§ **YOUR TASK**
Check each line of the records for "官僚主义"; collect those that have it.

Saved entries
"""
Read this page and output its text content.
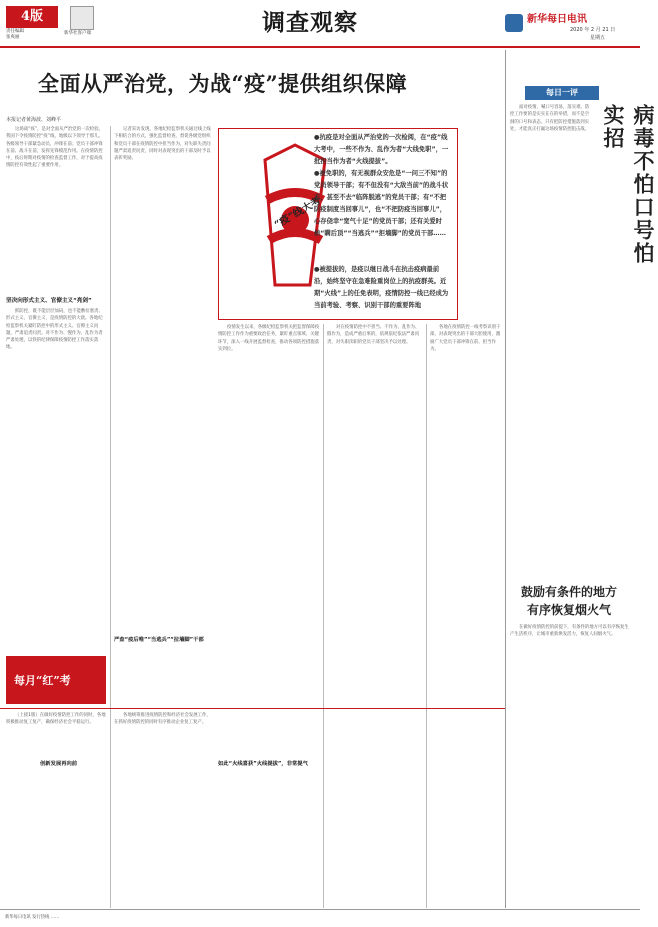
4版
责任编辑
张爽丽
新华社客户端	调查观察	新华每日电讯
2020 年 2 月 21 日
星期五
全面从严治党，为战“疫”提供组织保障
本报记者黄海波、刘峰平
这场战“疫”，是对全面从严治党的一次检验。我国下令疫情防控“疫”线，地级以下领导于那儿。各级领导干部紧急动员，冲锋在前；党员干部冲锋在前、战斗在前，发挥先锋模范作用。在疫情防控中，疫后时期对疫情的检查监督工作，对于提高疫情防控有效性起了重要作用。
坚决向形式主义、官僚主义“亮剑”
抓防控，既不能层层加码，也不能敷衍塞责。形式主义、官僚主义，是疫情防控的大敌。各地纪检监察机关紧盯防控中的形式主义、官僚主义问题，严肃追责问责。对不作为、慢作为、乱作为者严肃处理，以铁的纪律保障疫情防控工作落实落地。
记者采访发现，各地纪检监察机关通过线上线下相结合的方式，强化监督检查，督促各级党组织和党员干部在疫情防控中担当作为，对失职失责问题严肃追责问责，同时对表现突出的干部及时予以表彰奖励。
“疫”线大考
●抗疫是对全面从严治党的一次检阅，在“疫”线大考中，一些不作为、乱作为者“大线免职”，一批担当作为者“火线提拔”。
●被免职的，有无视群众安危是“一问三不知”的党员领导干部；有不但没有“大敌当前”的战斗状态，甚至不去“临阵脱逃”的党员干部；有“不把防疫制度当回事儿”，也“不把防疫当回事儿”，心存侥幸“宽气十足”的党员干部；还有关爱时候“瞒后顶”“当逃兵”“拒墙脚”的党员干部……
●被提拔的，是疫以继日战斗在抗击疫病最前沿，始终坚守在急难险重岗位上的抗疫群英。近期“火线”上的任免表明，疫情防控一线已经成为当前考验、考察、识别干部的重要阵地
疫情发生以来，各级纪检监察机关把监督保障疫情防控工作作为重要政治任务，紧盯重点领域、关键环节，深入一线开展监督检查，推动各项防控措施落实到位。
对在疫情防控中不担当、不作为、乱作为、假作为，造成严重后果的，依规依纪依法严肃问责，对失职渎职的党员干部坚决予以处理。
各地在疫情防控一线考察识别干部，对表现突出的干部大胆使用，激励广大党员干部冲锋在前、担当作为。
严查“疫后唯”“当逃兵”“拉墙脚”干部
如此“火线喜获”火线提拔”，非常提气
每日一评
病毒不怕口号怕实招
面对疫情，喊口号容易，落实难。防控工作要的是实实在在的举措，而不是空洞的口号和表态。只有把防控措施落到实处，才能真正打赢这场疫情防控阻击战。
鼓励有条件的地方
有序恢复烟火气
在做好疫情防控的前提下，有条件的地方可以有序恢复生产生活秩序，让城市重新焕发活力，恢复人间烟火气。
每月“红”考
创新发展再向前
（上接1版）在做好疫情防控工作的同时，各地积极推动复工复产，确保经济社会平稳运行。
各地统筹推进疫情防控和经济社会发展工作，在抓好疫情防控的同时有序推动企业复工复产。
新华每日电讯 发行热线 ……
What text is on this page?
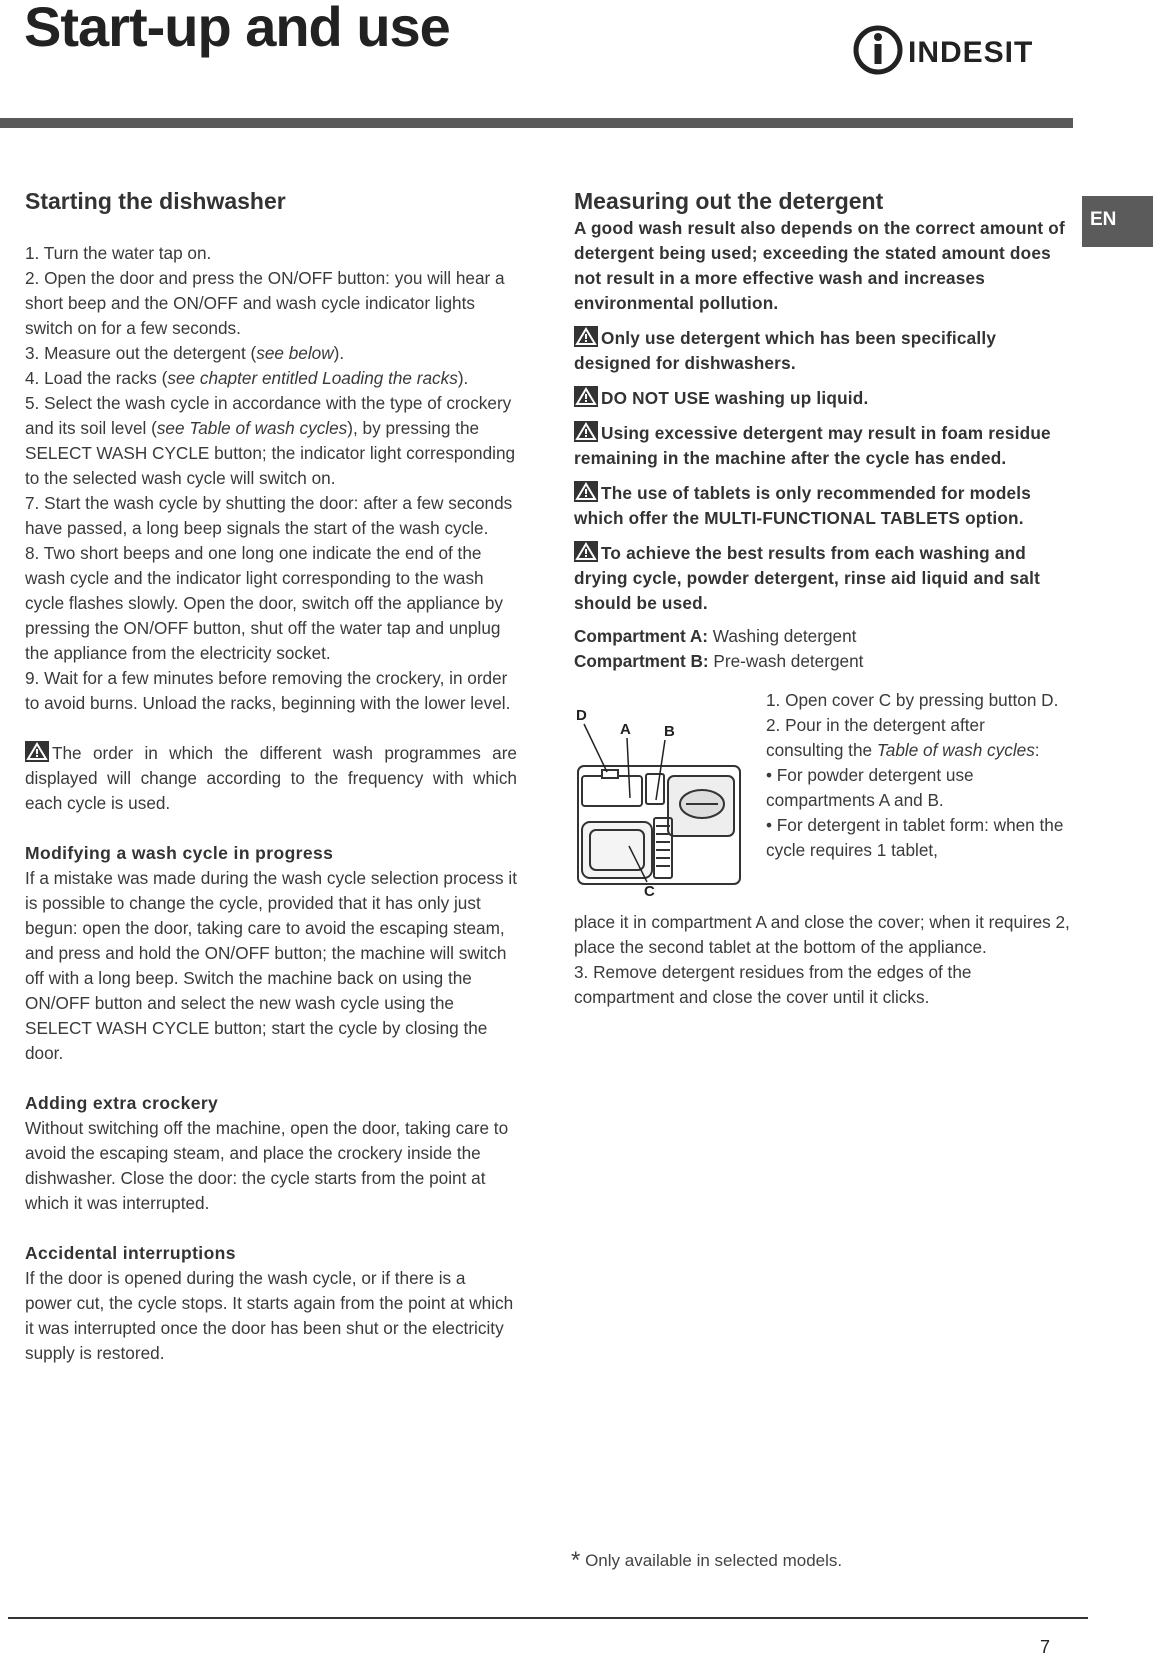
Start-up and use	INDESIT
EN
Starting the dishwasher

1. Turn the water tap on.

2. Open the door and press the ON/OFF button: you will hear a short beep and the ON/OFF and wash cycle indicator lights switch on for a few seconds.

3. Measure out the detergent (see below).

4. Load the racks (see chapter entitled Loading the racks).

5. Select the wash cycle in accordance with the type of crockery and its soil level (see Table of wash cycles), by pressing the SELECT WASH CYCLE button; the indicator light corresponding to the selected wash cycle will switch on.

7. Start the wash cycle by shutting the door: after a few seconds have passed, a long beep signals the start of the wash cycle.

8. Two short beeps and one long one indicate the end of the wash cycle and the indicator light corresponding to the wash cycle flashes slowly. Open the door, switch off the appliance by pressing the ON/OFF button, shut off the water tap and unplug the appliance from the electricity socket.

9. Wait for a few minutes before removing the crockery, in order to avoid burns. Unload the racks, beginning with the lower level.

The order in which the different wash programmes are displayed will change according to the frequency with which each cycle is used.

Modifying a wash cycle in progress

If a mistake was made during the wash cycle selection process it is possible to change the cycle, provided that it has only just begun: open the door, taking care to avoid the escaping steam, and press and hold the ON/OFF button; the machine will switch off with a long beep. Switch the machine back on using the ON/OFF button and select the new wash cycle using the SELECT WASH CYCLE button; start the cycle by closing the door.

Adding extra crockery

Without switching off the machine, open the door, taking care to avoid the escaping steam, and place the crockery inside the dishwasher. Close the door: the cycle starts from the point at which it was interrupted.

Accidental interruptions

If the door is opened during the wash cycle, or if there is a power cut, the cycle stops. It starts again from the point at which it was interrupted once the door has been shut or the electricity supply is restored.

Measuring out the detergent

A good wash result also depends on the correct amount of detergent being used; exceeding the stated amount does not result in a more effective wash and increases environmental pollution.

Only use detergent which has been specifically designed for dishwashers.

DO NOT USE washing up liquid.

Using excessive detergent may result in foam residue remaining in the machine after the cycle has ended.

The use of tablets is only recommended for models which offer the MULTI-FUNCTIONAL TABLETS option.

To achieve the best results from each washing and drying cycle, powder detergent, rinse aid liquid and salt should be used.

Compartment A: Washing detergent

Compartment B: Pre-wash detergent

D
A B
C

1. Open cover C by pressing button D.

2. Pour in the detergent after consulting the Table of wash cycles:

• For powder detergent use compartments A and B.

• For detergent in tablet form: when the cycle requires 1 tablet,

place it in compartment A and close the cover; when it requires 2, place the second tablet at the bottom of the appliance.

3. Remove detergent residues from the edges of the compartment and close the cover until it clicks.

* Only available in selected models.
7
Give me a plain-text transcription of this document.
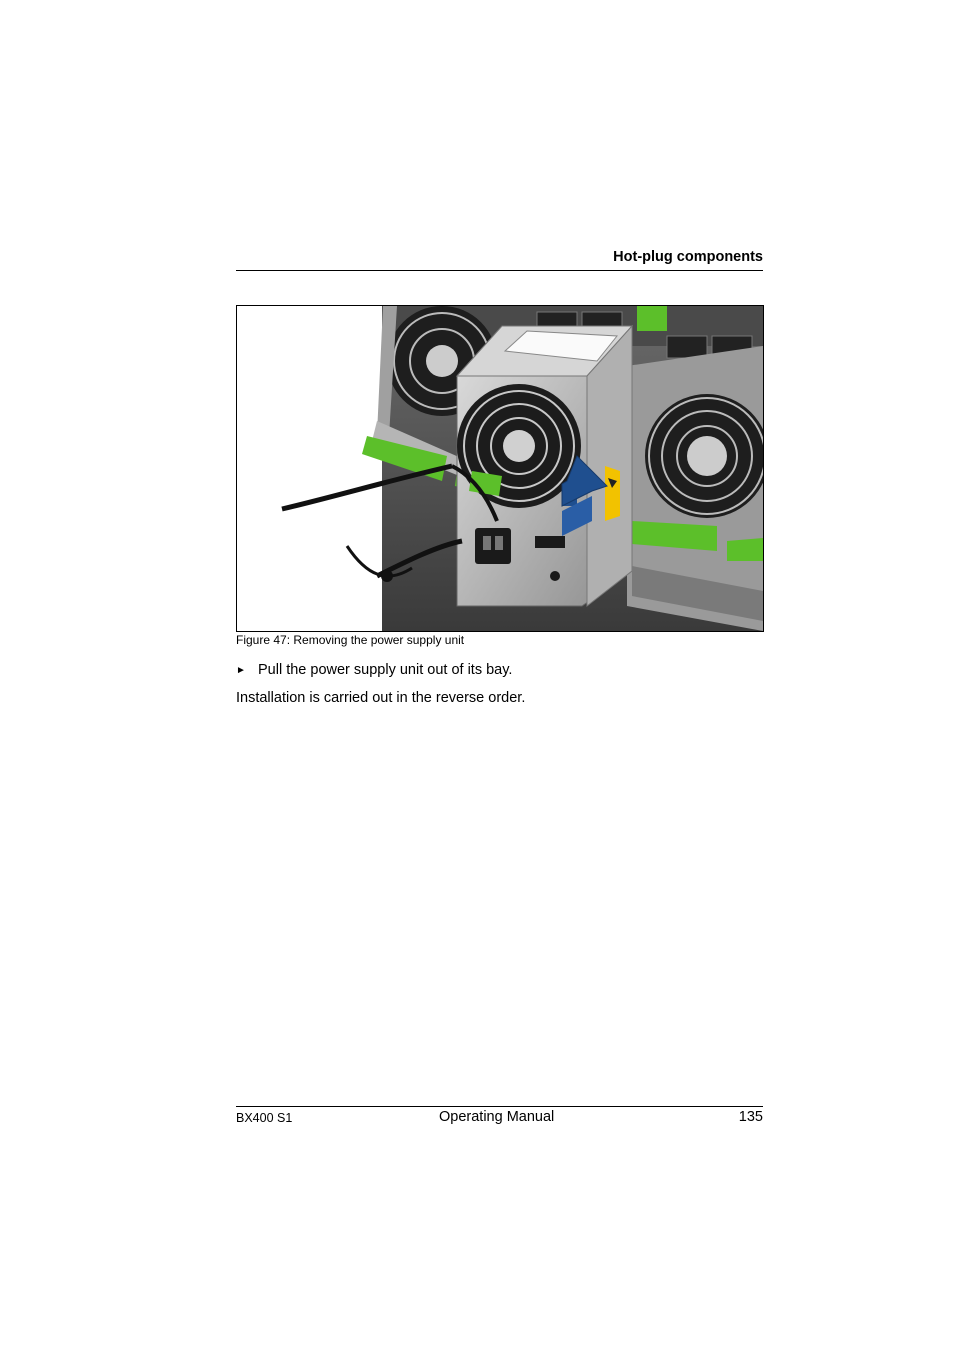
Hot-plug components
Figure 47: Removing the power supply unit
► Pull the power supply unit out of its bay.
Installation is carried out in the reverse order.
BX400 S1	Operating Manual	135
"""
§ **THE SOLUTION**
坚决向形式主义、官僚主义“亮剑”
抓防控，既不能层层加码，也不能敷衍塞责。形式主义、官僚主义，是疫情防控的大敌。各地纪检监察机关紧盯防控中的形式主义、官僚主义问题，严肃追责问责。对不作为、慢作为、乱作为者严肃处理，以铁的纪律保障疫情防控工作落实落地。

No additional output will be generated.